Start of INPUT RECORDS

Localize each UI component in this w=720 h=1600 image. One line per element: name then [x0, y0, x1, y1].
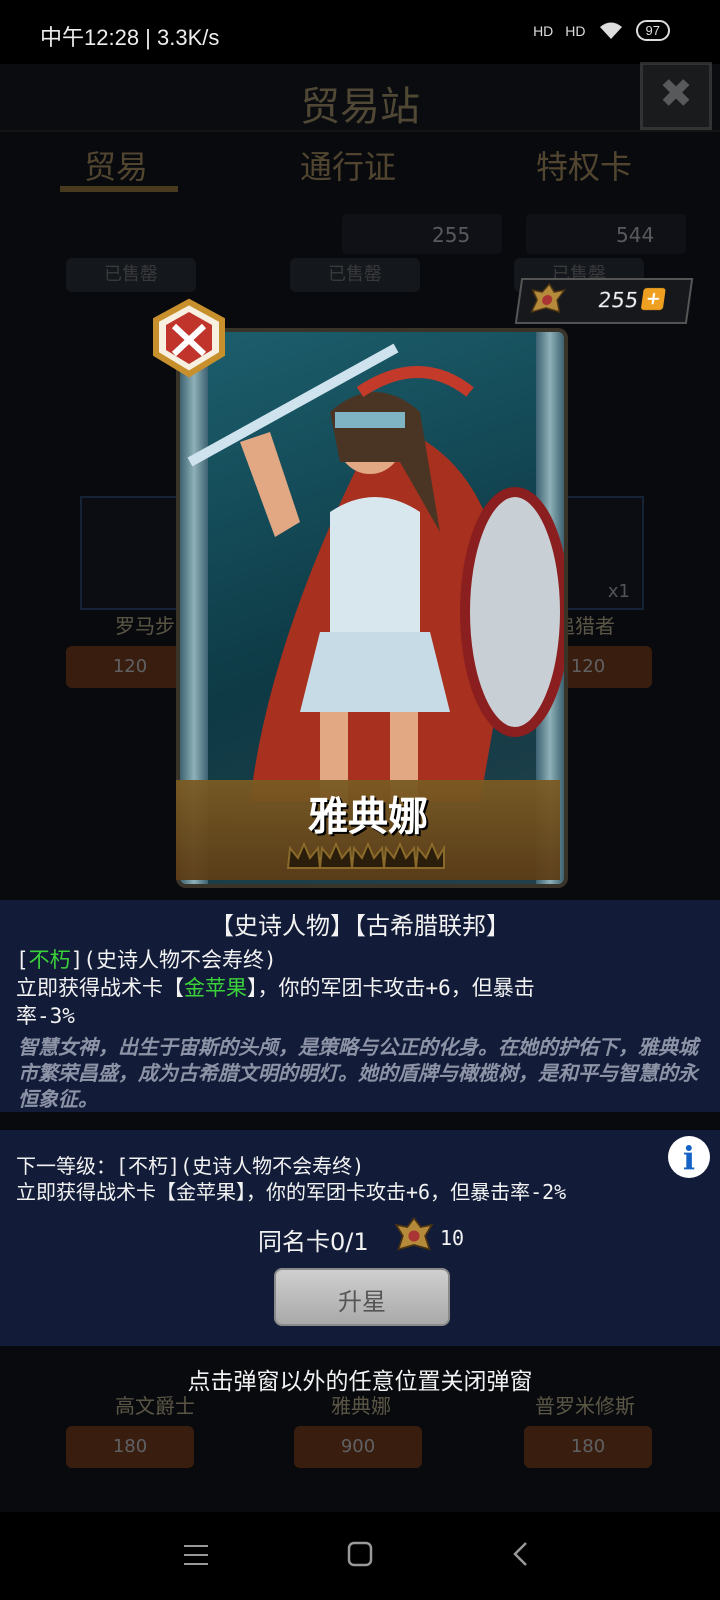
- effect-line-3: 率-3%: [16, 1004, 75, 1028]
- tab-privilege[interactable]: 特权卡: [536, 142, 632, 188]
- buy-button[interactable]: 180: [524, 1426, 652, 1468]
- info-icon[interactable]: i: [668, 1136, 710, 1178]
- signal-icon: HD: [533, 22, 554, 39]
- add-medal-icon[interactable]: +: [640, 288, 666, 310]
- menu-icon[interactable]: [182, 1542, 210, 1568]
- buy-button[interactable]: 120: [66, 646, 194, 688]
- battery-indicator: 97: [635, 20, 670, 41]
- card-name: 雅典娜: [308, 793, 428, 840]
- currency-gem: 544: [526, 214, 686, 254]
- tab-underline: [60, 186, 178, 192]
- status-indicators: HD HD 97: [533, 20, 670, 41]
- card-description: 智慧女神，出生于宙斯的头颅，是策略与公正的化身。在她的护佑下，雅典城市繁荣昌盛，…: [18, 1035, 698, 1111]
- sword-rank-icon: [153, 298, 225, 378]
- effect-line2-b: 】，你的军团卡攻击+6，但暴击: [247, 976, 535, 1000]
- close-hint: 点击弹窗以外的任意位置关闭弹窗: [187, 1369, 533, 1395]
- eagle-emblem-icon: [530, 282, 567, 314]
- card-tags: 【史诗人物】【古希腊联邦】: [210, 912, 510, 940]
- effect-prefix: [: [16, 948, 29, 972]
- effect-line2-keyword: 金苹果: [184, 976, 247, 1000]
- star-crowns-icon: [286, 841, 445, 869]
- effect-line-2: 立即获得战术卡【金苹果】，你的军团卡攻击+6，但暴击: [16, 972, 535, 1002]
- buy-button[interactable]: 900: [294, 1426, 422, 1468]
- home-icon[interactable]: [346, 1540, 374, 1568]
- next-level-line-2: 立即获得战术卡【金苹果】，你的军团卡攻击+6，但暴击率-2%: [16, 1180, 567, 1204]
- back-icon[interactable]: [510, 1540, 530, 1568]
- page-title: 贸易站: [300, 84, 420, 130]
- buy-button[interactable]: 180: [66, 1426, 194, 1468]
- close-icon: ✖: [659, 71, 693, 117]
- item-count: x1: [607, 581, 630, 602]
- upgrade-star-button[interactable]: 升星: [274, 1268, 450, 1326]
- next-level-line-1: 下一等级：[不朽](史诗人物不会寿终): [16, 1154, 365, 1178]
- duplicate-card-cost: 10: [440, 1226, 465, 1250]
- system-nav-bar: [0, 1512, 720, 1600]
- effect-line-1: [不朽](史诗人物不会寿终): [16, 944, 277, 974]
- close-button[interactable]: ✖: [640, 62, 712, 130]
- currency-medal-value: 255: [432, 223, 471, 247]
- duplicate-card-label: 同名卡0/1: [258, 1228, 369, 1256]
- medal-count: 255: [596, 288, 640, 312]
- effect-line2-a: 立即获得战术卡【: [16, 976, 184, 1000]
- currency-gem-value: 544: [616, 223, 655, 247]
- signal-icon: HD: [565, 22, 586, 39]
- medal-counter: 255 +: [514, 278, 694, 324]
- effect-keyword: 不朽: [28, 948, 71, 972]
- sold-out-button[interactable]: 已售罄: [290, 258, 420, 292]
- sold-out-button[interactable]: 已售罄: [66, 258, 196, 292]
- effect-rest: ](史诗人物不会寿终): [70, 948, 277, 972]
- tab-pass[interactable]: 通行证: [300, 142, 396, 188]
- title-bar: 贸易站: [0, 64, 720, 132]
- upgrade-star-label: 升星: [338, 1288, 386, 1316]
- eagle-emblem-icon: [394, 1216, 434, 1251]
- status-time: 中午12:28 | 3.3K/s: [40, 25, 220, 50]
- currency-medal: 255: [342, 214, 502, 254]
- wifi-icon: [599, 22, 622, 39]
- tab-trade[interactable]: 贸易: [84, 142, 148, 188]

End of INPUT RECORDS

▶ [WHAT YOU SHOULD DO] Reproduce all of the lines above verbatim, leaving out the picture.

▶ [RESPONSE]
Localize each UI component in this w=720 h=1600 image. One line per element: name then [x0, y0, x1, y1].
- effect-line-3: 率-3%: [16, 1004, 75, 1028]
- tab-privilege[interactable]: 特权卡: [536, 142, 632, 188]
- buy-button[interactable]: 180: [524, 1426, 652, 1468]
- info-icon[interactable]: i: [668, 1136, 710, 1178]
- signal-icon: HD: [533, 22, 554, 39]
- add-medal-icon[interactable]: +: [640, 288, 666, 310]
- menu-icon[interactable]: [182, 1542, 210, 1568]
- buy-button[interactable]: 120: [66, 646, 194, 688]
- battery-indicator: 97: [635, 20, 670, 41]
- card-name: 雅典娜: [308, 793, 428, 840]
- currency-gem: 544: [526, 214, 686, 254]
- tab-underline: [60, 186, 178, 192]
- status-indicators: HD HD 97: [533, 20, 670, 41]
- card-description: 智慧女神，出生于宙斯的头颅，是策略与公正的化身。在她的护佑下，雅典城市繁荣昌盛，…: [18, 1035, 698, 1111]
- sword-rank-icon: [153, 298, 225, 378]
- effect-line2-b: 】，你的军团卡攻击+6，但暴击: [247, 976, 535, 1000]
- close-hint: 点击弹窗以外的任意位置关闭弹窗: [187, 1369, 533, 1395]
- eagle-emblem-icon: [530, 282, 567, 314]
- card-tags: 【史诗人物】【古希腊联邦】: [210, 912, 510, 940]
- effect-prefix: [: [16, 948, 29, 972]
- effect-line2-keyword: 金苹果: [184, 976, 247, 1000]
- star-crowns-icon: [286, 841, 445, 869]
- effect-line-2: 立即获得战术卡【金苹果】，你的军团卡攻击+6，但暴击: [16, 972, 535, 1002]
- buy-button[interactable]: 900: [294, 1426, 422, 1468]
- home-icon[interactable]: [346, 1540, 374, 1568]
- next-level-line-2: 立即获得战术卡【金苹果】，你的军团卡攻击+6，但暴击率-2%: [16, 1180, 567, 1204]
- back-icon[interactable]: [510, 1540, 530, 1568]
- page-title: 贸易站: [300, 84, 420, 130]
- buy-button[interactable]: 180: [66, 1426, 194, 1468]
- close-icon: ✖: [659, 71, 693, 117]
- item-count: x1: [607, 581, 630, 602]
- upgrade-star-button[interactable]: 升星: [274, 1268, 450, 1326]
- next-level-line-1: 下一等级：[不朽](史诗人物不会寿终): [16, 1154, 365, 1178]
- duplicate-card-cost: 10: [440, 1226, 465, 1250]
- system-nav-bar: [0, 1512, 720, 1600]
- effect-line-1: [不朽](史诗人物不会寿终): [16, 944, 277, 974]
- close-button[interactable]: ✖: [640, 62, 712, 130]
- currency-medal-value: 255: [432, 223, 471, 247]
- duplicate-card-label: 同名卡0/1: [258, 1228, 369, 1256]
- medal-count: 255: [596, 288, 640, 312]
- effect-line2-a: 立即获得战术卡【: [16, 976, 184, 1000]
- currency-gem-value: 544: [616, 223, 655, 247]
- signal-icon: HD: [565, 22, 586, 39]
- medal-counter: 255 +: [514, 278, 694, 324]
- effect-keyword: 不朽: [28, 948, 71, 972]
- sold-out-button[interactable]: 已售罄: [290, 258, 420, 292]
- sold-out-button[interactable]: 已售罄: [66, 258, 196, 292]
- effect-rest: ](史诗人物不会寿终): [70, 948, 277, 972]
- tab-pass[interactable]: 通行证: [300, 142, 396, 188]
- title-bar: 贸易站: [0, 64, 720, 132]
- upgrade-star-label: 升星: [338, 1288, 386, 1316]
- eagle-emblem-icon: [394, 1216, 434, 1251]
- status-time: 中午12:28 | 3.3K/s: [40, 25, 220, 50]
- currency-medal: 255: [342, 214, 502, 254]
- wifi-icon: [599, 22, 622, 39]
- tab-trade[interactable]: 贸易: [84, 142, 148, 188]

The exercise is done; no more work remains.